** AVAILABLE DATA **
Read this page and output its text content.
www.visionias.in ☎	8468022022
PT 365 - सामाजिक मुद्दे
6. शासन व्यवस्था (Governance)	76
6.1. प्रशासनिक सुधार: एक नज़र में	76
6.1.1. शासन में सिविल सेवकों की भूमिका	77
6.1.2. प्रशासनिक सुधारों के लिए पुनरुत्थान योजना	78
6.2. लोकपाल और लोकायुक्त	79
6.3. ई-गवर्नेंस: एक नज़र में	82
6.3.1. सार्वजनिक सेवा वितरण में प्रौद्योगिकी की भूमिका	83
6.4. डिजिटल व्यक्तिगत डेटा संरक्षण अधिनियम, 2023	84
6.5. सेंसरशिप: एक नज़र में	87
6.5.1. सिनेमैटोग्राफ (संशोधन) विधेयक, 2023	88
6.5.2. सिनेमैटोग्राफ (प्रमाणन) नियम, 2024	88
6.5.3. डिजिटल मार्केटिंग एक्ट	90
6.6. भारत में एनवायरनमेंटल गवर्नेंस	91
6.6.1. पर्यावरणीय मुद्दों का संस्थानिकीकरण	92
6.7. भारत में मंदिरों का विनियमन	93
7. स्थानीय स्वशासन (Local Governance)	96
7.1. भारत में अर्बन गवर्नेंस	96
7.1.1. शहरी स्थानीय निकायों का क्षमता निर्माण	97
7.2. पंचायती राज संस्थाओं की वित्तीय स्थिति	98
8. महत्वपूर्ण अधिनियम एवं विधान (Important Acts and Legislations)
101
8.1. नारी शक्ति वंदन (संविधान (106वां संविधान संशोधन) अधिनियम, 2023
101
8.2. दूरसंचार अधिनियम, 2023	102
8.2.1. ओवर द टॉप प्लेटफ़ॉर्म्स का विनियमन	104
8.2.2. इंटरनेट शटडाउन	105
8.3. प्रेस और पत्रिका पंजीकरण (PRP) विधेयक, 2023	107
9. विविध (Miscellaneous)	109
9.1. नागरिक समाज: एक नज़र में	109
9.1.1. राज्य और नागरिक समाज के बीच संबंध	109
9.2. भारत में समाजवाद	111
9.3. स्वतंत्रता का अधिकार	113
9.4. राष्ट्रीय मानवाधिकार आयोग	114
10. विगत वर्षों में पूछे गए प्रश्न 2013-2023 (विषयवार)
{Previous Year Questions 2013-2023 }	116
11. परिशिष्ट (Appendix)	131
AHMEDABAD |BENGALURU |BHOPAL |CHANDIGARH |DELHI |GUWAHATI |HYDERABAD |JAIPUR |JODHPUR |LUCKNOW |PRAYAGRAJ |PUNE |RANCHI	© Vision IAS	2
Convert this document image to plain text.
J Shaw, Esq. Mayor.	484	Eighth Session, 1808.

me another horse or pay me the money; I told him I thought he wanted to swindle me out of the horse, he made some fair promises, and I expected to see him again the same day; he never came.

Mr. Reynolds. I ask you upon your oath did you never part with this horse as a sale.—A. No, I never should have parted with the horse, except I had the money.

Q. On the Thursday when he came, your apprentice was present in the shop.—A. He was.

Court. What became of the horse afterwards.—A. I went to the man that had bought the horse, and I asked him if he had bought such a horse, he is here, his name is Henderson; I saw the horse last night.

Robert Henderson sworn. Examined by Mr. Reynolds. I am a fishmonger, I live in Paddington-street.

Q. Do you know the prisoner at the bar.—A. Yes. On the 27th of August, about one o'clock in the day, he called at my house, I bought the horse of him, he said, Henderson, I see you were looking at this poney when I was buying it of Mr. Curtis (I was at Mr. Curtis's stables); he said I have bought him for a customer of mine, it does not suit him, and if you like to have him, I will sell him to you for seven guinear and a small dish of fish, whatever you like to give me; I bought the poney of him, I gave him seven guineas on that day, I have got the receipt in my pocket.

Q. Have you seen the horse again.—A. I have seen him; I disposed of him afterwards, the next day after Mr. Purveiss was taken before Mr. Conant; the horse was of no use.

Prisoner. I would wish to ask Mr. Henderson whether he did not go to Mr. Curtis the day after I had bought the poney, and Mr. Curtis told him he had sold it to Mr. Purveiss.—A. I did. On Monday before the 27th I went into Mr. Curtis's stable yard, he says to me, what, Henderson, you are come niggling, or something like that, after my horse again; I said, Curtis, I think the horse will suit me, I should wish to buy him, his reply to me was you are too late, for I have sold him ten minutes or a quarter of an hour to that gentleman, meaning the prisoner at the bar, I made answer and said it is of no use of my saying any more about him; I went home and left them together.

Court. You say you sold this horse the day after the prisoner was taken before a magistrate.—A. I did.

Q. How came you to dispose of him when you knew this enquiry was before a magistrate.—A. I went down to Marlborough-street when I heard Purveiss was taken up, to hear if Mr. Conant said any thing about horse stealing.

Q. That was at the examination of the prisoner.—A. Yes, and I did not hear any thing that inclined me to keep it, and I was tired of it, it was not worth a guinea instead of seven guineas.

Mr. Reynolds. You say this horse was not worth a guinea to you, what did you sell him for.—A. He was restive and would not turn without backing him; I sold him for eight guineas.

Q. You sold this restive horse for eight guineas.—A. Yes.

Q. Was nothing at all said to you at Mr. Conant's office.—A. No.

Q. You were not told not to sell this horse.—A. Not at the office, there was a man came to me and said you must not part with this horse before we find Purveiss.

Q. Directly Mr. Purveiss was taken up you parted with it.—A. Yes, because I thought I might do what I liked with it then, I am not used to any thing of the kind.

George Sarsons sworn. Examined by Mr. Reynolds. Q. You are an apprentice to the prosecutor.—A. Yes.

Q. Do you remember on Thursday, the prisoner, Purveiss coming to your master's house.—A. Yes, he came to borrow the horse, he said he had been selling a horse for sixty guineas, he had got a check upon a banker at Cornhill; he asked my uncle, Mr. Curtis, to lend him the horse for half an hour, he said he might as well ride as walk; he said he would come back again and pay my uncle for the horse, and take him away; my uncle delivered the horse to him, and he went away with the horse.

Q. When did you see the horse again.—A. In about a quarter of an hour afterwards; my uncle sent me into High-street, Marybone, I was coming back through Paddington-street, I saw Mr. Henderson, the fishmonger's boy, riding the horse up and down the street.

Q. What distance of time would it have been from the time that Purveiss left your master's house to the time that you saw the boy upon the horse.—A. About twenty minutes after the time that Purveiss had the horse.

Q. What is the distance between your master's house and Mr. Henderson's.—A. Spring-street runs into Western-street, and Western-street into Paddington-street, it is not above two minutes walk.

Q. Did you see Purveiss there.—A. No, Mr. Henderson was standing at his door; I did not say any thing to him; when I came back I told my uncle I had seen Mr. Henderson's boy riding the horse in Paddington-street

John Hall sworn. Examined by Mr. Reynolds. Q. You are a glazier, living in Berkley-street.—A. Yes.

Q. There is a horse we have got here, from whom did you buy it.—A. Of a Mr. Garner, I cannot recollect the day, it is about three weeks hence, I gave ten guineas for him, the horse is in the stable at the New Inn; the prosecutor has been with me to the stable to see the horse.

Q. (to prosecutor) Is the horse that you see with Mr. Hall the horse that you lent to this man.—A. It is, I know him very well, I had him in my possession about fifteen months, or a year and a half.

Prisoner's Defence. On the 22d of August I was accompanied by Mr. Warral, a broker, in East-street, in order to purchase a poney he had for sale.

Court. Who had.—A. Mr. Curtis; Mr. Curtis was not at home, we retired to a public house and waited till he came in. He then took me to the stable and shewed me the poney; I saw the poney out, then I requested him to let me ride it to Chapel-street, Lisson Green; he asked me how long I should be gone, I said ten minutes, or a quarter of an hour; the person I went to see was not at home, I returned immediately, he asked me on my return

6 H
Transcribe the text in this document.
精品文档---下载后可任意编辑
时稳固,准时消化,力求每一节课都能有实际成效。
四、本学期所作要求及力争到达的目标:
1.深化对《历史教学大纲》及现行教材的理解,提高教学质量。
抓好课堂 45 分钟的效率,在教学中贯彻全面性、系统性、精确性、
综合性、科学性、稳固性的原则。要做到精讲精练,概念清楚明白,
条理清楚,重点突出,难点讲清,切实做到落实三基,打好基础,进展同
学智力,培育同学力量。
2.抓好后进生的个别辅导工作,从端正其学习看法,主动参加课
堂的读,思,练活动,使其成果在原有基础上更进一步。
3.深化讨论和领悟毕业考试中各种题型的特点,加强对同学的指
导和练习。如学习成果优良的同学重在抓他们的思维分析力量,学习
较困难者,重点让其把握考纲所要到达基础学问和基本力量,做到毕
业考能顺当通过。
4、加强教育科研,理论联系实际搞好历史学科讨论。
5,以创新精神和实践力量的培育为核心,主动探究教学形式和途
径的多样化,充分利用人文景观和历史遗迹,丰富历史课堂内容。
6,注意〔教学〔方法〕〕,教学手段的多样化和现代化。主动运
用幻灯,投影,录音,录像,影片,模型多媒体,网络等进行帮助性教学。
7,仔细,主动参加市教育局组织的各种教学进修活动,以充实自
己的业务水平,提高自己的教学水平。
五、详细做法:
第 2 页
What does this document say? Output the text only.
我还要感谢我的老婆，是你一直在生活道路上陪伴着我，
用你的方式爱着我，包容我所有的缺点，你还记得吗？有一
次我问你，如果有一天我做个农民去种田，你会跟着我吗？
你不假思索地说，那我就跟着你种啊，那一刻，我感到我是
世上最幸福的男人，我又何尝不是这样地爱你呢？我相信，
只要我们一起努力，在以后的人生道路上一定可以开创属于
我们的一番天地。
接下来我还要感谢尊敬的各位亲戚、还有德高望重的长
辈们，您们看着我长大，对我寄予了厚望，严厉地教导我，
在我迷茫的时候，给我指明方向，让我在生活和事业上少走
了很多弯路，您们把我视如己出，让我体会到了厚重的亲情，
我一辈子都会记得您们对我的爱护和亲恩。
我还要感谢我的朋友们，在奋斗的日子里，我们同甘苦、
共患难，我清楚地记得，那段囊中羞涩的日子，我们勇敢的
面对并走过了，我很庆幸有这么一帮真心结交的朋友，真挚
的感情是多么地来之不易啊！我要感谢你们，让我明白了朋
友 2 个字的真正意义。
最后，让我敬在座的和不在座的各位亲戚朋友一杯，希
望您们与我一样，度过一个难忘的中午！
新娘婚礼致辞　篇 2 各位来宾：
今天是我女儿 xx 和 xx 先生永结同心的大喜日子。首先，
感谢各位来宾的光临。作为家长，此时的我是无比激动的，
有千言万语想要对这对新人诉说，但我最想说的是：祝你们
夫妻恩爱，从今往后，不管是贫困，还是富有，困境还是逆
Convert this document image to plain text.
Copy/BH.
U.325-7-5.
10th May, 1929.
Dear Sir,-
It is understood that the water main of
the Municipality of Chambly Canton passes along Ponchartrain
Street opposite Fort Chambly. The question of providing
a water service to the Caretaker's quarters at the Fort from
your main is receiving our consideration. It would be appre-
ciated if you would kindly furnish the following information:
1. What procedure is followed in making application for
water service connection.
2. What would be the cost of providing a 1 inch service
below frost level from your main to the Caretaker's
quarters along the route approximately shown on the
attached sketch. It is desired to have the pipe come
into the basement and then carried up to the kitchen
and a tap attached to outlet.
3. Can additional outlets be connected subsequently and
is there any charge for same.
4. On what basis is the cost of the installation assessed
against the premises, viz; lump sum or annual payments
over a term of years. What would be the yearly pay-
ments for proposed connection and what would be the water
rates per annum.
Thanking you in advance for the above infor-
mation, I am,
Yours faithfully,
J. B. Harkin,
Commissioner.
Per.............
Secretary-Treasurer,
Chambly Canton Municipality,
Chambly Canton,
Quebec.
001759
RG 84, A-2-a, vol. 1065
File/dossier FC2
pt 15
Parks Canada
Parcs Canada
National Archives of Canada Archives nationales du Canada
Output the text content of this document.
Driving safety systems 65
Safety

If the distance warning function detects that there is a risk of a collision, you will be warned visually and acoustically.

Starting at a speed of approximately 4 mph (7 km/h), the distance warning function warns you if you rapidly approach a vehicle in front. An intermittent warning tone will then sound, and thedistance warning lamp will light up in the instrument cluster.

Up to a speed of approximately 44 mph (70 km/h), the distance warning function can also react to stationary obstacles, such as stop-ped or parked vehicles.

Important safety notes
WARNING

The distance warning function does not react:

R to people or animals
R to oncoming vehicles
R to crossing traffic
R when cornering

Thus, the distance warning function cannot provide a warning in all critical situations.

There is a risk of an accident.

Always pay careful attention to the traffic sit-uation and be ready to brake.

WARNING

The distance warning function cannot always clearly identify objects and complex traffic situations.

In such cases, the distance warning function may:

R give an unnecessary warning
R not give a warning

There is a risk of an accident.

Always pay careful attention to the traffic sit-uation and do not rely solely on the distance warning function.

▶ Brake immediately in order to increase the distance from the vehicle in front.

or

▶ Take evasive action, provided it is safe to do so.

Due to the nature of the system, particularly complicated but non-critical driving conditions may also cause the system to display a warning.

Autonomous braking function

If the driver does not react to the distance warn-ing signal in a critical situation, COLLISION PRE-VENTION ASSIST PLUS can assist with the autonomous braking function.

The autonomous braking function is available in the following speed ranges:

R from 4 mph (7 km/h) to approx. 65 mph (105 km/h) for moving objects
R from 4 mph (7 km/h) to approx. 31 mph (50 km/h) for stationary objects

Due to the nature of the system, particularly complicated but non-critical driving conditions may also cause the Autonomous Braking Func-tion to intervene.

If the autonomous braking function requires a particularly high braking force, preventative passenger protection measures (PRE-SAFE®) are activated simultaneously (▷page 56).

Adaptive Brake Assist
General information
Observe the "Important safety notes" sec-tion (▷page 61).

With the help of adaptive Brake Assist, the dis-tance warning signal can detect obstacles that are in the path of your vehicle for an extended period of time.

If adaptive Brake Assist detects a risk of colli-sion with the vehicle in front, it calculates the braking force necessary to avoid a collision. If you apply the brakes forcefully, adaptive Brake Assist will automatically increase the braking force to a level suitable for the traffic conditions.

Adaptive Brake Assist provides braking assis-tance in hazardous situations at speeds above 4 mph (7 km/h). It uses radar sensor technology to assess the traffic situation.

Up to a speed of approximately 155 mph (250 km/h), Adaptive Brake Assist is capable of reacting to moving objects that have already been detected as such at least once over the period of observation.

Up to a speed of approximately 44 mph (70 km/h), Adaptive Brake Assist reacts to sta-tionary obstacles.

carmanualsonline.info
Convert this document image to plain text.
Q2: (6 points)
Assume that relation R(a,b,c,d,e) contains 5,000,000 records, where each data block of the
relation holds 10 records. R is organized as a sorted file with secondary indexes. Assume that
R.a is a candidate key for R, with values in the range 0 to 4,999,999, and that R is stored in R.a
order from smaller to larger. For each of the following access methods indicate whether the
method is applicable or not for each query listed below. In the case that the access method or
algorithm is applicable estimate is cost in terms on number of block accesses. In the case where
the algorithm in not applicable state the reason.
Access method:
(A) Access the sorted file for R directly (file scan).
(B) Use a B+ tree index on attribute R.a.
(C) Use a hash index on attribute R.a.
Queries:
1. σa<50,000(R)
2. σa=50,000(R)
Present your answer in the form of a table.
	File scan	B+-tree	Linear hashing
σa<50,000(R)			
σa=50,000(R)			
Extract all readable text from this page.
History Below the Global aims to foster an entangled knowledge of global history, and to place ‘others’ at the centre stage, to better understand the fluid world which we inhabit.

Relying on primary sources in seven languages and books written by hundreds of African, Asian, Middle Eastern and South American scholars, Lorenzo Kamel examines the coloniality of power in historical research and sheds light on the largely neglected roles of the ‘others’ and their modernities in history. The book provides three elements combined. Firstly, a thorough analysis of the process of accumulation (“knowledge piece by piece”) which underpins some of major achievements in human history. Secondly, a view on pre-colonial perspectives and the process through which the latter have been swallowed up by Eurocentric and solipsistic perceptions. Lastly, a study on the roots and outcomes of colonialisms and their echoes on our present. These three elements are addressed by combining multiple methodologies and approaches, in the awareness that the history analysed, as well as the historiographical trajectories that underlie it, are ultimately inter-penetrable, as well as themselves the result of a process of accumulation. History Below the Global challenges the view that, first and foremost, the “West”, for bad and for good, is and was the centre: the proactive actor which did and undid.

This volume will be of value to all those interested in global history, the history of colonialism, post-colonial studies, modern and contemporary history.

** WHAT THIS TASK INVOLVES **
Reproduce every line from the entries that holds the word "approximately".

** FULL SOLUTION **
quarters along the route approximately shown on the
Starting at a speed of approximately 4 mph (7 km/h), the distance warning function warns you if you rapidly approach a vehicle in front. An intermittent warning tone will then sound, and thedistance warning lamp will light up in the instrument cluster.
Up to a speed of approximately 44 mph (70 km/h), the distance warning function can also react to stationary obstacles, such as stop-ped or parked vehicles.
Up to a speed of approximately 155 mph (250 km/h), Adaptive Brake Assist is capable of reacting to moving objects that have already been detected as such at least once over the period of observation.
Up to a speed of approximately 44 mph (70 km/h), Adaptive Brake Assist reacts to sta-tionary obstacles.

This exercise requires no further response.